## [DIRECTIONS FOR THIS TASK]
Make an exact copy of all the data.

Collection entries:
>> start

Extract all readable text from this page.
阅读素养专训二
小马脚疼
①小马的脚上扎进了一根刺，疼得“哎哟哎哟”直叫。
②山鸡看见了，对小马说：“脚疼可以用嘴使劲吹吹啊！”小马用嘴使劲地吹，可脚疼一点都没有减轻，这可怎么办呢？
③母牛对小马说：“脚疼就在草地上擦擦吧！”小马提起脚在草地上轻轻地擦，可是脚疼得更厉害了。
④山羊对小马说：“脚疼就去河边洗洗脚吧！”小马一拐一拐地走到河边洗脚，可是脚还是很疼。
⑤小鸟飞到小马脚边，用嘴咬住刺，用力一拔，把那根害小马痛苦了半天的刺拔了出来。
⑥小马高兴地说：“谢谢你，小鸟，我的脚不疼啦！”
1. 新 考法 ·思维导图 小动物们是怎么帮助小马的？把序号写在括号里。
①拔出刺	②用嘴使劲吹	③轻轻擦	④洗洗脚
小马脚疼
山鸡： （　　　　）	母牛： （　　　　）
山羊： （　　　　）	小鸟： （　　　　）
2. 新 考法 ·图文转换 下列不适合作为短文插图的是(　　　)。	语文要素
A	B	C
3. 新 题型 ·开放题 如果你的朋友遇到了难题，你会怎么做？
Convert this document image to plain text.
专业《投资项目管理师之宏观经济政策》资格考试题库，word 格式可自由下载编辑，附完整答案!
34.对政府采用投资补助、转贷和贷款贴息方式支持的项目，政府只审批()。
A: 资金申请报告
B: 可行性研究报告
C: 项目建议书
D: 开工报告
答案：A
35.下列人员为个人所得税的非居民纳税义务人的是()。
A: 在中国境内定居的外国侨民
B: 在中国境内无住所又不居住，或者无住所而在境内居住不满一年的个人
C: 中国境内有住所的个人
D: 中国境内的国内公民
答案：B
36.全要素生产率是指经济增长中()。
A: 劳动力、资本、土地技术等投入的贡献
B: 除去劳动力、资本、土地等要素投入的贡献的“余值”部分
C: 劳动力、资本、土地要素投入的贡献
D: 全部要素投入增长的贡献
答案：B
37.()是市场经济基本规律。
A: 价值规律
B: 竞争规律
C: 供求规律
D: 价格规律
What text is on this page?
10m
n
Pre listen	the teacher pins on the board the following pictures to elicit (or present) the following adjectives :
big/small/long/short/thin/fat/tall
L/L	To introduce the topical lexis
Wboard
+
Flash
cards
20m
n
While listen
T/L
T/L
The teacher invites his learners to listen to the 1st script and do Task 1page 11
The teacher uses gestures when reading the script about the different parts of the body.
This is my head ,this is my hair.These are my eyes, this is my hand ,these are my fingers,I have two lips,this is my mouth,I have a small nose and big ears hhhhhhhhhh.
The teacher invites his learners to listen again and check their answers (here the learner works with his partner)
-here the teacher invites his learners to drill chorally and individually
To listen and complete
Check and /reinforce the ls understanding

>> end

## [COMPLETE RESPONSE]
Extract all readable text from this page.
阅读素养专训二
小马脚疼
①小马的脚上扎进了一根刺，疼得“哎哟哎哟”直叫。
②山鸡看见了，对小马说：“脚疼可以用嘴使劲吹吹啊！”小马用嘴使劲地吹，可脚疼一点都没有减轻，这可怎么办呢？
③母牛对小马说：“脚疼就在草地上擦擦吧！”小马提起脚在草地上轻轻地擦，可是脚疼得更厉害了。
④山羊对小马说：“脚疼就去河边洗洗脚吧！”小马一拐一拐地走到河边洗脚，可是脚还是很疼。
⑤小鸟飞到小马脚边，用嘴咬住刺，用力一拔，把那根害小马痛苦了半天的刺拔了出来。
⑥小马高兴地说：“谢谢你，小鸟，我的脚不疼啦！”
1. 新 考法 ·思维导图 小动物们是怎么帮助小马的？把序号写在括号里。
①拔出刺	②用嘴使劲吹	③轻轻擦	④洗洗脚
小马脚疼
山鸡： （　　　　）	母牛： （　　　　）
山羊： （　　　　）	小鸟： （　　　　）
2. 新 考法 ·图文转换 下列不适合作为短文插图的是(　　　)。	语文要素
A	B	C
3. 新 题型 ·开放题 如果你的朋友遇到了难题，你会怎么做？
Convert this document image to plain text.
专业《投资项目管理师之宏观经济政策》资格考试题库，word 格式可自由下载编辑，附完整答案!
34.对政府采用投资补助、转贷和贷款贴息方式支持的项目，政府只审批()。
A: 资金申请报告
B: 可行性研究报告
C: 项目建议书
D: 开工报告
答案：A
35.下列人员为个人所得税的非居民纳税义务人的是()。
A: 在中国境内定居的外国侨民
B: 在中国境内无住所又不居住，或者无住所而在境内居住不满一年的个人
C: 中国境内有住所的个人
D: 中国境内的国内公民
答案：B
36.全要素生产率是指经济增长中()。
A: 劳动力、资本、土地技术等投入的贡献
B: 除去劳动力、资本、土地等要素投入的贡献的“余值”部分
C: 劳动力、资本、土地要素投入的贡献
D: 全部要素投入增长的贡献
答案：B
37.()是市场经济基本规律。
A: 价值规律
B: 竞争规律
C: 供求规律
D: 价格规律
What text is on this page?
10m
n
Pre listen	the teacher pins on the board the following pictures to elicit (or present) the following adjectives :
big/small/long/short/thin/fat/tall
L/L	To introduce the topical lexis
Wboard
+
Flash
cards
20m
n
While listen
T/L
T/L
The teacher invites his learners to listen to the 1st script and do Task 1page 11
The teacher uses gestures when reading the script about the different parts of the body.
This is my head ,this is my hair.These are my eyes, this is my hand ,these are my fingers,I have two lips,this is my mouth,I have a small nose and big ears hhhhhhhhhh.
The teacher invites his learners to listen again and check their answers (here the learner works with his partner)
-here the teacher invites his learners to drill chorally and individually
To listen and complete
Check and /reinforce the ls understanding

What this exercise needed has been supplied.